* **Stated goal**: Which lines hold the word "JSON"? Show each of them.

* **Extracted records**:
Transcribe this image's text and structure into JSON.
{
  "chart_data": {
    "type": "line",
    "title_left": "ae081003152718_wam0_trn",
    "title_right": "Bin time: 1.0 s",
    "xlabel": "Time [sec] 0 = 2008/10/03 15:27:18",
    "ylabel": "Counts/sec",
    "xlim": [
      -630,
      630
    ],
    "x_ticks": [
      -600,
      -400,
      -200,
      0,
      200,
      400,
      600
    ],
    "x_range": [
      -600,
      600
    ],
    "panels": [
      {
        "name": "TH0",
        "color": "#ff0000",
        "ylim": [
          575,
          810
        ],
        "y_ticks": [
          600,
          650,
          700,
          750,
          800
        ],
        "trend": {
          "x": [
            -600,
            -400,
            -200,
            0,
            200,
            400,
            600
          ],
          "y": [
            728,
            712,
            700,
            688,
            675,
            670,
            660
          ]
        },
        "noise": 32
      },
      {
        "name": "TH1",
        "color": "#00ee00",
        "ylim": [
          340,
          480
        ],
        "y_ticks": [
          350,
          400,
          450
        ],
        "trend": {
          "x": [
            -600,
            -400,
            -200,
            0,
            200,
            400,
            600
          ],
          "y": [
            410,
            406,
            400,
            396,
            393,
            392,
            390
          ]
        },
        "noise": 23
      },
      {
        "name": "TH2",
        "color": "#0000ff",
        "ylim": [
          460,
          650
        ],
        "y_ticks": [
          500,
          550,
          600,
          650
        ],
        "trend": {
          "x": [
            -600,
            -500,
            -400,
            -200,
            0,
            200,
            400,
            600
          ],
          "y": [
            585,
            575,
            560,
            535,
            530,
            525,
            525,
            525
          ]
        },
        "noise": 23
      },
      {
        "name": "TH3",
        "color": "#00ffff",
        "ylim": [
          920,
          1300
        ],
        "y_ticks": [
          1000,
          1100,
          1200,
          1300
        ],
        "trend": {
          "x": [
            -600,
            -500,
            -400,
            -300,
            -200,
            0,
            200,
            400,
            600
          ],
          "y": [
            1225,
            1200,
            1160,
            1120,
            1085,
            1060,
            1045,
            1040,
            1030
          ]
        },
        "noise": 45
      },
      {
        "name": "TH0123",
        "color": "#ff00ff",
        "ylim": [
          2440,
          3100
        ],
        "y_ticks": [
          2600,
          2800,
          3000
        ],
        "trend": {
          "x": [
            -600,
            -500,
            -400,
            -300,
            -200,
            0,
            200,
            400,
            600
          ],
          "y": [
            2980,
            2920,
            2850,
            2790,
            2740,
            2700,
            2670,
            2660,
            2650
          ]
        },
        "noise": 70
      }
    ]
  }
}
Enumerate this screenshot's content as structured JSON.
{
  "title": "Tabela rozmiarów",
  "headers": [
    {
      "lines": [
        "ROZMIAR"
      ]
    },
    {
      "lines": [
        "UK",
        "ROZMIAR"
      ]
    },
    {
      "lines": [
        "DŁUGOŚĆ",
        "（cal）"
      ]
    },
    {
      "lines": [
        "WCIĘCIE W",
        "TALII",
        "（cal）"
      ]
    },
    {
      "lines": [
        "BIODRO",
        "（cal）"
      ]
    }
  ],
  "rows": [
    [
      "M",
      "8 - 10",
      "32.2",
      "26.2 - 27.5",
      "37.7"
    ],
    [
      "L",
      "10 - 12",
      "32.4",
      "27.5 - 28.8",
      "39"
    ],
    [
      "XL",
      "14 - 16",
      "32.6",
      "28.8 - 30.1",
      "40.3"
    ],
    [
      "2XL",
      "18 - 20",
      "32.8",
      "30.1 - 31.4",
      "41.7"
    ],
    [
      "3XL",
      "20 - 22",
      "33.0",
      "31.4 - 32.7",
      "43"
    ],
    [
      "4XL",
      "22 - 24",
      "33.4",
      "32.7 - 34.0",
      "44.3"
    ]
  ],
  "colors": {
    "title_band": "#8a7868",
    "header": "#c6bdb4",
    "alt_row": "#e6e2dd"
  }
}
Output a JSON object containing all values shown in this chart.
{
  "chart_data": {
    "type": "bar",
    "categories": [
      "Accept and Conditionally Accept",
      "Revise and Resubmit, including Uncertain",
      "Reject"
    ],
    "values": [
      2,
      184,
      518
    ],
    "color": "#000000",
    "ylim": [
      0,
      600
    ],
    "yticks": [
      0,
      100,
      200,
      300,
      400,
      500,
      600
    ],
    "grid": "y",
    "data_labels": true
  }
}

* **Complete response**:
Transcribe this image's text and structure into JSON.
Enumerate this screenshot's content as structured JSON.
Output a JSON object containing all values shown in this chart.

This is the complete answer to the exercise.